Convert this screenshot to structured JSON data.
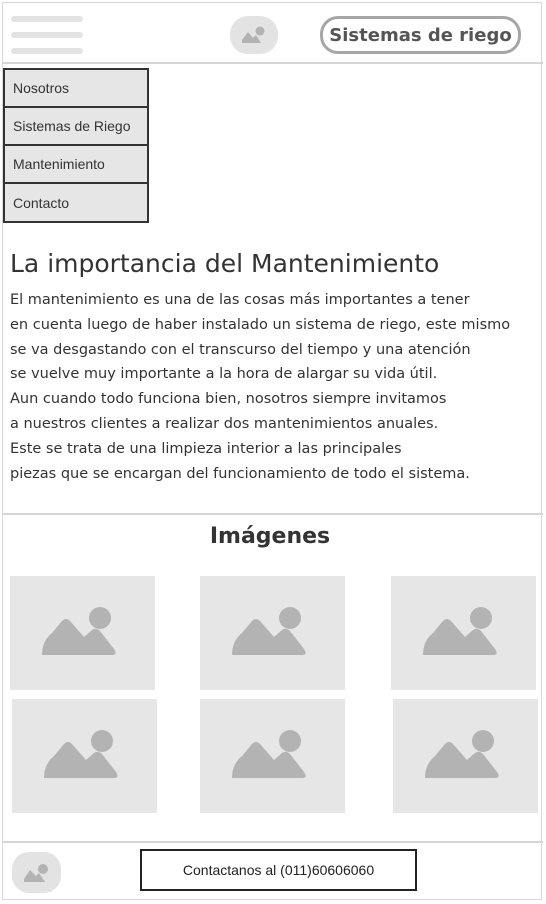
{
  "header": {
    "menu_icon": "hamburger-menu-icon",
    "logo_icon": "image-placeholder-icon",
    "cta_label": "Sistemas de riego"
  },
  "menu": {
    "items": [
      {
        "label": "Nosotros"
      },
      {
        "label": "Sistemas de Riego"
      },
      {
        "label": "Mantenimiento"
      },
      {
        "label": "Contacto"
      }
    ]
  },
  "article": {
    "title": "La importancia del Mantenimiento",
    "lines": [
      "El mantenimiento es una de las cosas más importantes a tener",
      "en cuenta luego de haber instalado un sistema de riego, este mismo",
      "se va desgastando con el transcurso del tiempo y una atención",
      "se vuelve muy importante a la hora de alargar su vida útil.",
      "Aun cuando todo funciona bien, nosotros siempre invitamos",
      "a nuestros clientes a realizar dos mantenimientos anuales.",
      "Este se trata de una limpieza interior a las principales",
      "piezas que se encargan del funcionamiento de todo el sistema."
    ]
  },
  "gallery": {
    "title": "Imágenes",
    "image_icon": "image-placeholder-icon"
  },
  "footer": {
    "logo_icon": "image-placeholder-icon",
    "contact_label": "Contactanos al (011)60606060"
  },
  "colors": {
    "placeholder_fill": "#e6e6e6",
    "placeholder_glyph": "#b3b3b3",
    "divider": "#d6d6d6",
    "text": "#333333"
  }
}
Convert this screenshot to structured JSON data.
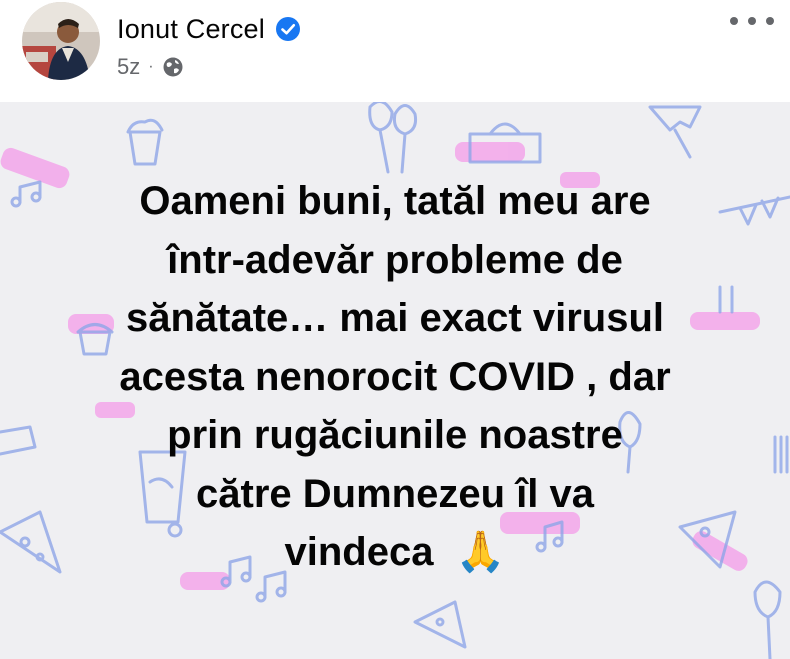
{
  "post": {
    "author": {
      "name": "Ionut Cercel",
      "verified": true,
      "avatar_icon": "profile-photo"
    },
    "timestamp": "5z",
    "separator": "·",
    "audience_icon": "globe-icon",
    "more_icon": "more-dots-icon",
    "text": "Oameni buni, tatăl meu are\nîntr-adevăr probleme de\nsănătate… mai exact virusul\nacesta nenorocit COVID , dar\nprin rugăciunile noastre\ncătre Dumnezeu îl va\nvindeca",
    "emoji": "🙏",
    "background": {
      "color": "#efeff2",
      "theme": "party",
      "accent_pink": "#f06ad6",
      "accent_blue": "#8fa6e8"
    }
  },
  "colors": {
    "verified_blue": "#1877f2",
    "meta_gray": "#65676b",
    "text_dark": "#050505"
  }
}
################
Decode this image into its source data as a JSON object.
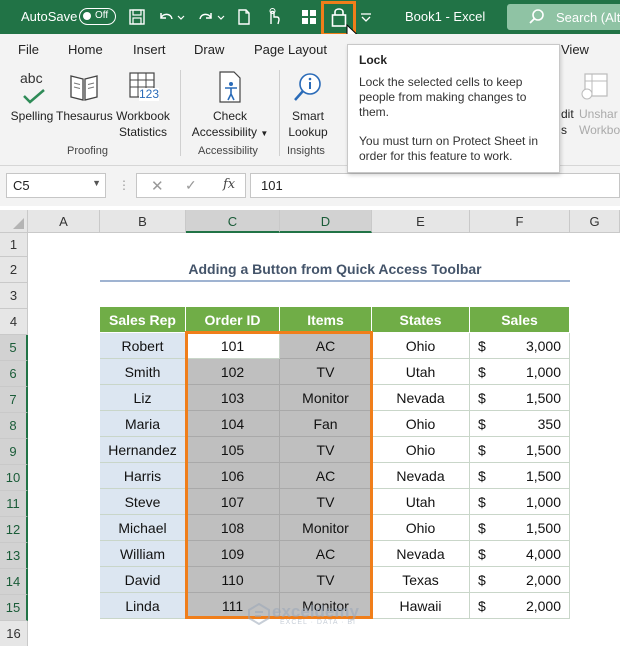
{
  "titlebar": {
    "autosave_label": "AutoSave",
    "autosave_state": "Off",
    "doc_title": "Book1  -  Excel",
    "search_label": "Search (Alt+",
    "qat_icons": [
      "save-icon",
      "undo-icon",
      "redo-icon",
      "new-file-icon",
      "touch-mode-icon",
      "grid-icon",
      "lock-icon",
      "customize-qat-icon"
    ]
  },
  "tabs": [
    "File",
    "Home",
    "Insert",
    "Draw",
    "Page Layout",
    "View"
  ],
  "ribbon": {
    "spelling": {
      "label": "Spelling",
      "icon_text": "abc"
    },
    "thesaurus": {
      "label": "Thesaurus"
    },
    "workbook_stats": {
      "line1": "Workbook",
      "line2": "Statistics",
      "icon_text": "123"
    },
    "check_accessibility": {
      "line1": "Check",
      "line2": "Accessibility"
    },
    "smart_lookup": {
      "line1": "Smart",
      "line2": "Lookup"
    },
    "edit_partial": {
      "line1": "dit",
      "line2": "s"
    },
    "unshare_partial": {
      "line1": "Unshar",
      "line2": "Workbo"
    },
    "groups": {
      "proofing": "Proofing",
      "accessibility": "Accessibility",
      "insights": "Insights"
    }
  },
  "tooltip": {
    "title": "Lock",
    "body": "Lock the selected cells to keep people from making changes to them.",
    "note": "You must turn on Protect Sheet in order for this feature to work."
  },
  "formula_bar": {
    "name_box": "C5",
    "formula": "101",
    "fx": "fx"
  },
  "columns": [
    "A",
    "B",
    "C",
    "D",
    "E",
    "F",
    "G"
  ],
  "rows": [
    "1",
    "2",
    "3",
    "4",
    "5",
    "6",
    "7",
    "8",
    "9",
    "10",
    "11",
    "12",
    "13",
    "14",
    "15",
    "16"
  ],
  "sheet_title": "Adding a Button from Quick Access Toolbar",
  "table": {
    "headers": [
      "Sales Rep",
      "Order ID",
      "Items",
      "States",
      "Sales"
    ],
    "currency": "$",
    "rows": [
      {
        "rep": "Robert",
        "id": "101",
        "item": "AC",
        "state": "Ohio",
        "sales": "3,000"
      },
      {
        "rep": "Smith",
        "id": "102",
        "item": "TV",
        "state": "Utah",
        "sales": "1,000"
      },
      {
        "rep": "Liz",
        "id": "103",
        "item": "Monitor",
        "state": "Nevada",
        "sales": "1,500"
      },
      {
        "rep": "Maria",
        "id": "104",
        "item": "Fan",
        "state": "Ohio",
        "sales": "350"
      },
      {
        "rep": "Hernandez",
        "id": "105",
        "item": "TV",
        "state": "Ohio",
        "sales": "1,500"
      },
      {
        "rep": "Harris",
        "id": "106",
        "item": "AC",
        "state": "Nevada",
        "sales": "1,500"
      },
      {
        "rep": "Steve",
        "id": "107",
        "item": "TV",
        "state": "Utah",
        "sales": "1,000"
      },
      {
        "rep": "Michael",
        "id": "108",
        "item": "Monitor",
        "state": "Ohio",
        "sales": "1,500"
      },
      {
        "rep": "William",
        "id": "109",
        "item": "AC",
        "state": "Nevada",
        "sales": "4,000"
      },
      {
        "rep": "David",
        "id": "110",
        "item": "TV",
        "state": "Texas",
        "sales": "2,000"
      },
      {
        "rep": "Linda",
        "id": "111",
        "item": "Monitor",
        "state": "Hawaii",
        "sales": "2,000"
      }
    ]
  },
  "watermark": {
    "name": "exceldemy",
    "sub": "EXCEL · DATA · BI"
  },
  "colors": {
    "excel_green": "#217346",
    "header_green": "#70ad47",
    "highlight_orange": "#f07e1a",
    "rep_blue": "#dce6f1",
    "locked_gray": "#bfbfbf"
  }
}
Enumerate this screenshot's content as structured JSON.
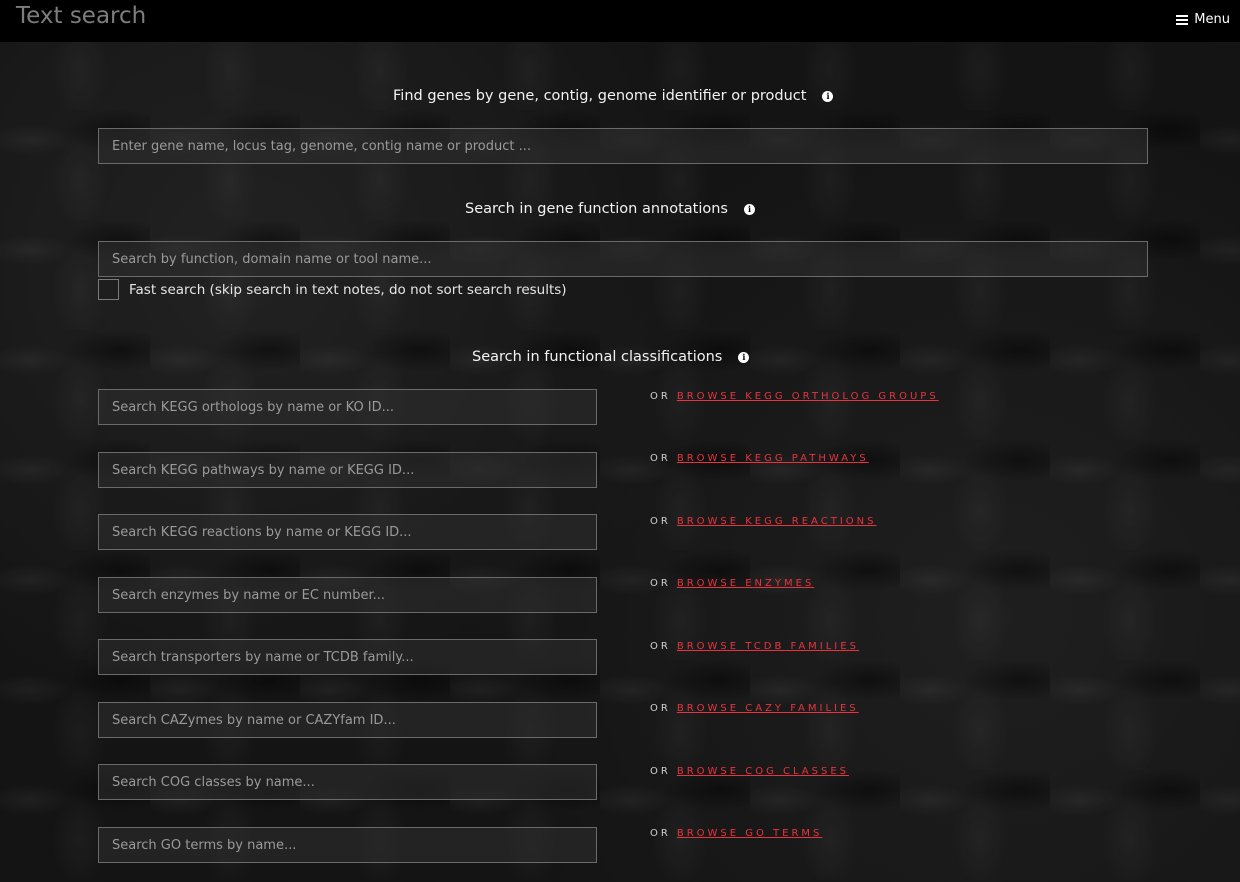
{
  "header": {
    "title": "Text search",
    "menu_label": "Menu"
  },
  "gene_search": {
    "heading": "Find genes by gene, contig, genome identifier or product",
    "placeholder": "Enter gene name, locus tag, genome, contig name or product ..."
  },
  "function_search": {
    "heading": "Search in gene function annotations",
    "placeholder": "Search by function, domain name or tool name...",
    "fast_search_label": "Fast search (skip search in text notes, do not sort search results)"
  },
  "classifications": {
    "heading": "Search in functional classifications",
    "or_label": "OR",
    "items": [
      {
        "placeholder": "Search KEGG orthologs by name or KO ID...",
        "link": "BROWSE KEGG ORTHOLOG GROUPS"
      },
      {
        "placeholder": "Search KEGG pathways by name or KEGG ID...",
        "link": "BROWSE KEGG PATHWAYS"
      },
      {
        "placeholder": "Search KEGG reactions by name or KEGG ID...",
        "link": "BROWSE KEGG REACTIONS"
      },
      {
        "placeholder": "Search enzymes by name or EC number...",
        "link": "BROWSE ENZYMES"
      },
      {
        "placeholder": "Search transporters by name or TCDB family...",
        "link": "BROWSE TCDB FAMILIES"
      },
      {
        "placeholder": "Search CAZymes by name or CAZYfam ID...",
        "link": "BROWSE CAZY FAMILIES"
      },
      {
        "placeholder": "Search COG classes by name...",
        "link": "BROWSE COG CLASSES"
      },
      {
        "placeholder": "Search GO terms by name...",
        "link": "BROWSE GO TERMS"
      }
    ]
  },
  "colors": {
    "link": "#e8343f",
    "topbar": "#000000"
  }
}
################
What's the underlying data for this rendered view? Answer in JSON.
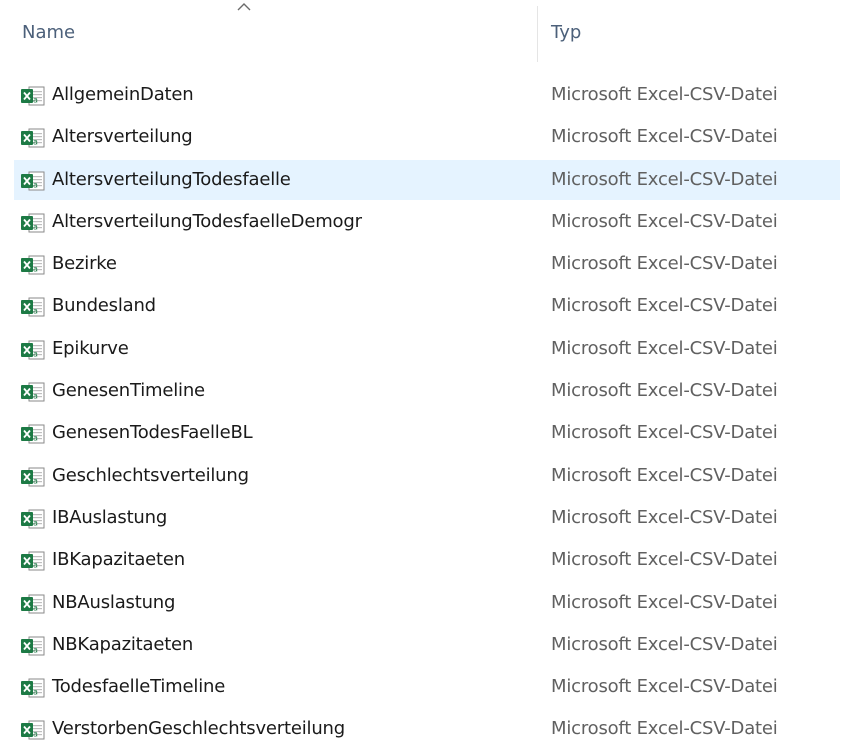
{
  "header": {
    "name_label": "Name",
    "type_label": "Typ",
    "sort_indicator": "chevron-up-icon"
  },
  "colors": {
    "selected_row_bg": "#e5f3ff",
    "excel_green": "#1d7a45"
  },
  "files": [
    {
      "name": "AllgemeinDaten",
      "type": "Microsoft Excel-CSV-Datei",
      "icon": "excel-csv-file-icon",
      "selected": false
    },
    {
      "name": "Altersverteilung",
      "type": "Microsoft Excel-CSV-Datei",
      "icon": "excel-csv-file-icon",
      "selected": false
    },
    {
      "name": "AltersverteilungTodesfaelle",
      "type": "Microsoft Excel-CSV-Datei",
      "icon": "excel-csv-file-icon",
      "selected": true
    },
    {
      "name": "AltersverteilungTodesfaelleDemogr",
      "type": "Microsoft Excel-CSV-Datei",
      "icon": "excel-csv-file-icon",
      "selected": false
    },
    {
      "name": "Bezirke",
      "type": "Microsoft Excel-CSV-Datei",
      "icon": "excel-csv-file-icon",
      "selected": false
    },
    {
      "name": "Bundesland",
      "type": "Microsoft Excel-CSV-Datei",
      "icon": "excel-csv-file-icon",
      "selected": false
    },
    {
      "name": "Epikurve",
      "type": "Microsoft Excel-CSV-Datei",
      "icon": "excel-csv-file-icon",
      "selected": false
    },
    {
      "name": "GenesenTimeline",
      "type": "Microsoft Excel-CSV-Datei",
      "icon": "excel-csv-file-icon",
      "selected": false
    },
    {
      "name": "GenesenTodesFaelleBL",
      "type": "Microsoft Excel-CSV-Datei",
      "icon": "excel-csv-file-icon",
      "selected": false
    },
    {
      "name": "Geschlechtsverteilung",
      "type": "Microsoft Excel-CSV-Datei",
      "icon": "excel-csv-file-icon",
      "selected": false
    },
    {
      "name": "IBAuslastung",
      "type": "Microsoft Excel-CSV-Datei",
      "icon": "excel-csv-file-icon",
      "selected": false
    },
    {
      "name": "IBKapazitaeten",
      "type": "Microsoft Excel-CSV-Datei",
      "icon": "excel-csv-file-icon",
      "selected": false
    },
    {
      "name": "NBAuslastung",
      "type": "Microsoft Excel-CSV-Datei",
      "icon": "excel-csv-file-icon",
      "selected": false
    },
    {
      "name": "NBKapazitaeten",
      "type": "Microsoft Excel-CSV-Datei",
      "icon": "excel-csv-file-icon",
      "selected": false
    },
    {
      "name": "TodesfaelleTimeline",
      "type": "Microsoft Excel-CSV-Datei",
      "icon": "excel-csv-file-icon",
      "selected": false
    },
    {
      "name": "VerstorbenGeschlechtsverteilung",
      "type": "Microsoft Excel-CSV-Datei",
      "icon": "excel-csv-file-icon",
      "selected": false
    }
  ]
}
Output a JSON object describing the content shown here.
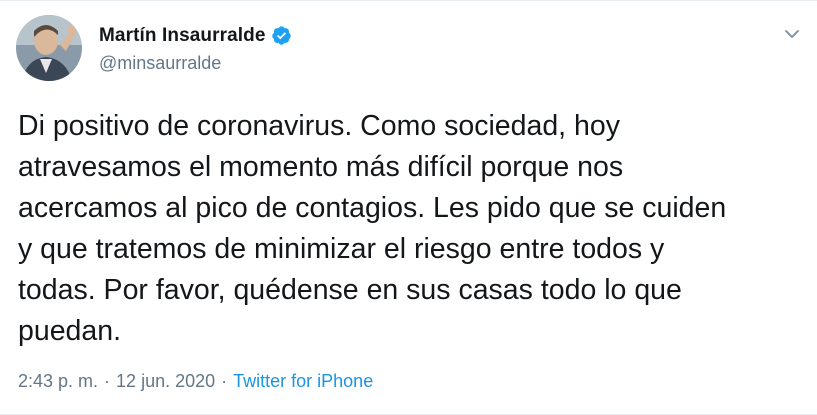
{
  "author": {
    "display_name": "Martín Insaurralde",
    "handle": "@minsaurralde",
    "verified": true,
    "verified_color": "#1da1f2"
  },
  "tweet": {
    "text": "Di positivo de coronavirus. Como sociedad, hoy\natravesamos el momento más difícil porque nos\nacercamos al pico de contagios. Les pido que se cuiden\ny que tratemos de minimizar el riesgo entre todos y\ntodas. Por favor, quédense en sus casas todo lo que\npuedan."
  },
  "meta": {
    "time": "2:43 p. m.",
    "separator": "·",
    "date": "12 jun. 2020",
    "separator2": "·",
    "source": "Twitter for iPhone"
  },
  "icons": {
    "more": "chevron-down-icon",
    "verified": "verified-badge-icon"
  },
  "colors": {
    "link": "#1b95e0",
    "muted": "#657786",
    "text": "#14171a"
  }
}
################
[WORK REQUEST]: Look through the entries above, and wherever a line holds the string "from", copy it.

[RESPONSE AREA]:
    "body": "Lock the selected cells to keep people from making changes to them.",
  "sheet_title": "Adding a Button from Quick Access Toolbar",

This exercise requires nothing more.